GIVEN PROBLEM 1:
In the notebook below, what application name is set when the Spark session is built?

QUOTED TEXT:
━━━━━━━━━━━━━━━━━━━━

## Load the csv file and convert features to numeric

In [1]:
# Finds the spark path 
import findspark
findspark.init()

import pyspark
import pyspark.sql
from pyspark.sql import SparkSession
from pyspark.ml.feature import StringIndexer
from pyspark.ml import Pipeline

spark = SparkSession.builder \
     .master("local") \
     .appName("hotels") \
     .getOrCreate()

df = spark.read.csv("../input/Hotels_data_Changed.csv", header=True)
# Transform string values to numeric
indexers = [StringIndexer(inputCol="WeekDay", outputCol="WeekDayIndex"),
            StringIndexer(inputCol="Hotel Name", outputCol="HotelNameIndex"),]
pipeline = Pipeline(stages=indexers)
indexed_df = pipeline.fit(df).transform(df)

In [2]:
from pyspark.sql.functions import col, udf
from pyspark.sql.types import DoubleType, IntegerType
import pandas as pd

#Transform date values to numeric
dateFormatter = udf(lambda x:  pd.to_datetime(x).toordinal(), IntegerType())

━━━━━━━━━━━━━━━━━━━━

DATA RECORDS:
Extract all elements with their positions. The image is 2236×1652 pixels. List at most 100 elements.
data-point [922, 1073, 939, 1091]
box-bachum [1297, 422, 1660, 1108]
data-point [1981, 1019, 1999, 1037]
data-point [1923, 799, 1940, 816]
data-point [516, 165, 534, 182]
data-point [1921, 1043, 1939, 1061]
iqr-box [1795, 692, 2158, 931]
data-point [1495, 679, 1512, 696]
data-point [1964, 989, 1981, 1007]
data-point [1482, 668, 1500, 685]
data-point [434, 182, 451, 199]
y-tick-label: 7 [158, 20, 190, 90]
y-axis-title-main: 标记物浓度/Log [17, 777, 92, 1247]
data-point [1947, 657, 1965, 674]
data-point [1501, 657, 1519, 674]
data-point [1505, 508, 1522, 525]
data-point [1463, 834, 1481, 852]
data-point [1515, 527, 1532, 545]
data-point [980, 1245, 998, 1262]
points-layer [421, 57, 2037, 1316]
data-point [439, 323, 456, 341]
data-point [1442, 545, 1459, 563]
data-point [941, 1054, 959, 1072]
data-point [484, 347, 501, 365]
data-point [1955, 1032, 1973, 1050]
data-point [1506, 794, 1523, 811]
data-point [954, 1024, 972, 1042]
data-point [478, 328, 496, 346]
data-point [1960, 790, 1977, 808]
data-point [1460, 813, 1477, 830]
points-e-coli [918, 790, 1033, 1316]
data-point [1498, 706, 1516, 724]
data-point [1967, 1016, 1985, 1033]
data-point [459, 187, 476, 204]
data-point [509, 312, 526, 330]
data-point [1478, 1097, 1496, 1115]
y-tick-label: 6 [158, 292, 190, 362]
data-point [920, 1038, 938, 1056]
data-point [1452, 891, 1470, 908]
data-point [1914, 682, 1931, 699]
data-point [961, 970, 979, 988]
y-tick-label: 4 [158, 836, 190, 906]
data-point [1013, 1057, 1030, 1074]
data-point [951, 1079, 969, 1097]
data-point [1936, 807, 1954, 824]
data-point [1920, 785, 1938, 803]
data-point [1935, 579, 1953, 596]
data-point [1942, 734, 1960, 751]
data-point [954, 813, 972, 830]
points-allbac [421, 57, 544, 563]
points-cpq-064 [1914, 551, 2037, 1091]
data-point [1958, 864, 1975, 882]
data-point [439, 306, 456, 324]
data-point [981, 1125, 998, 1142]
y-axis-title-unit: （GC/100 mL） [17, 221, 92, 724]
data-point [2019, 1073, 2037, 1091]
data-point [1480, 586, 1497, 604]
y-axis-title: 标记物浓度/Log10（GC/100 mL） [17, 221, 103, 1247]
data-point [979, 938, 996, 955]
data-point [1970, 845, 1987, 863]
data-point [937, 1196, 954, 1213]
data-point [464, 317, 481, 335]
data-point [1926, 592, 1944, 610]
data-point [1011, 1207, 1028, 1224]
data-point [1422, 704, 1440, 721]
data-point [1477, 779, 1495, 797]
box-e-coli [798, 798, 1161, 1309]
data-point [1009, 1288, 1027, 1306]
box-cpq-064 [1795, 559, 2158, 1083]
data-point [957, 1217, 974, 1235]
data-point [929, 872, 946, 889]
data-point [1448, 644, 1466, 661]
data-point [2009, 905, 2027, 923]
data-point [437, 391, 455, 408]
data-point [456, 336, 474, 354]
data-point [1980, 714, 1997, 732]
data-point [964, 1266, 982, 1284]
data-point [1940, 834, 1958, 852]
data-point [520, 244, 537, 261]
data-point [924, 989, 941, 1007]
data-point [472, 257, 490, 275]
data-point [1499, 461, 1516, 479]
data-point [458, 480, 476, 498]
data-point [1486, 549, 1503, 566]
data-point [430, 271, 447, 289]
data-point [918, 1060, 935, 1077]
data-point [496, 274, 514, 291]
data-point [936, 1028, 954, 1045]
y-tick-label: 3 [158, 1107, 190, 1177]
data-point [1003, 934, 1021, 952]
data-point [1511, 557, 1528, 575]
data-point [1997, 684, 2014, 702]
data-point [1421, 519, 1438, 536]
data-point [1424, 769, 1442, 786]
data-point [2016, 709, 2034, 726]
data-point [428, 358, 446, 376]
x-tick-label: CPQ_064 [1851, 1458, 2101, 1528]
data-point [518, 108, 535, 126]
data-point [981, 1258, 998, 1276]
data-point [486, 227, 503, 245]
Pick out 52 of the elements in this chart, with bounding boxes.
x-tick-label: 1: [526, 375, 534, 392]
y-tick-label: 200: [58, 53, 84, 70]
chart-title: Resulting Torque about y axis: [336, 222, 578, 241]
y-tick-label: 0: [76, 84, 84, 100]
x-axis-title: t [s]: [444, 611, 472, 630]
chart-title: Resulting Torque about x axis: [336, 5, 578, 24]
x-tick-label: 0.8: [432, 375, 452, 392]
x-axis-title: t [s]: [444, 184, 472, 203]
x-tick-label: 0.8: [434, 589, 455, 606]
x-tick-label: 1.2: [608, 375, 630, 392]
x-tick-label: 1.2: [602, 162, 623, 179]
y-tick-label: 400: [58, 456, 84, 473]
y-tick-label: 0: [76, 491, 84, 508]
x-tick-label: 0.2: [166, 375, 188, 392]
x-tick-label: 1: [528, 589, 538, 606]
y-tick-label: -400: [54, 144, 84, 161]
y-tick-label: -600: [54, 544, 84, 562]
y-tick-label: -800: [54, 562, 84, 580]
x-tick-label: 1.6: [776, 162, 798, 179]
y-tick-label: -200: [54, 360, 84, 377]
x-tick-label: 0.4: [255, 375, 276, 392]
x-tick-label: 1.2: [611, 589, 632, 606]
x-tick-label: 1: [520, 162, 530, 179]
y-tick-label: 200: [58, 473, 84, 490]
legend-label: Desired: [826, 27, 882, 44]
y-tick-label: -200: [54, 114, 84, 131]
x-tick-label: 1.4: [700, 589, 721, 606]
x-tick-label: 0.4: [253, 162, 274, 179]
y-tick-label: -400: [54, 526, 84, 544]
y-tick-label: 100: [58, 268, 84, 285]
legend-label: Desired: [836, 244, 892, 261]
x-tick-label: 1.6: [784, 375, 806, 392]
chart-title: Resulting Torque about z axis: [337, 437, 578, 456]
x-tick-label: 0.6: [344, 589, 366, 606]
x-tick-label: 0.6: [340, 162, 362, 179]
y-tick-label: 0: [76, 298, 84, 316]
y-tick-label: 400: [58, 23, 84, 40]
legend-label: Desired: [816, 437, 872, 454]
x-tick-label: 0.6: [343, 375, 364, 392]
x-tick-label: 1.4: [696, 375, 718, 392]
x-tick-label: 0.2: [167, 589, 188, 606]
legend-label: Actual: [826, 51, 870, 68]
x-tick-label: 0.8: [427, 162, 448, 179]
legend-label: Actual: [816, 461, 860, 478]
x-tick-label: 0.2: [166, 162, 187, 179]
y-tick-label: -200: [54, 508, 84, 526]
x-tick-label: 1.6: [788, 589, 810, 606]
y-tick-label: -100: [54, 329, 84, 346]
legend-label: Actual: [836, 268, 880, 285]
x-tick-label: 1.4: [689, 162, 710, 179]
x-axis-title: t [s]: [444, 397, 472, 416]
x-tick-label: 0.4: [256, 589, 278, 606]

━━━━━━━━━━━━━━━━━━━━

GIVEN PROBLEM 2:
Pull out every line of the listing above that contains the string "标记物浓度".

REPLY 1:
"hotels"

REPLY 2:
y-axis-title-main: 标记物浓度/Log [17, 777, 92, 1247]
y-axis-title: 标记物浓度/Log10（GC/100 mL） [17, 221, 103, 1247]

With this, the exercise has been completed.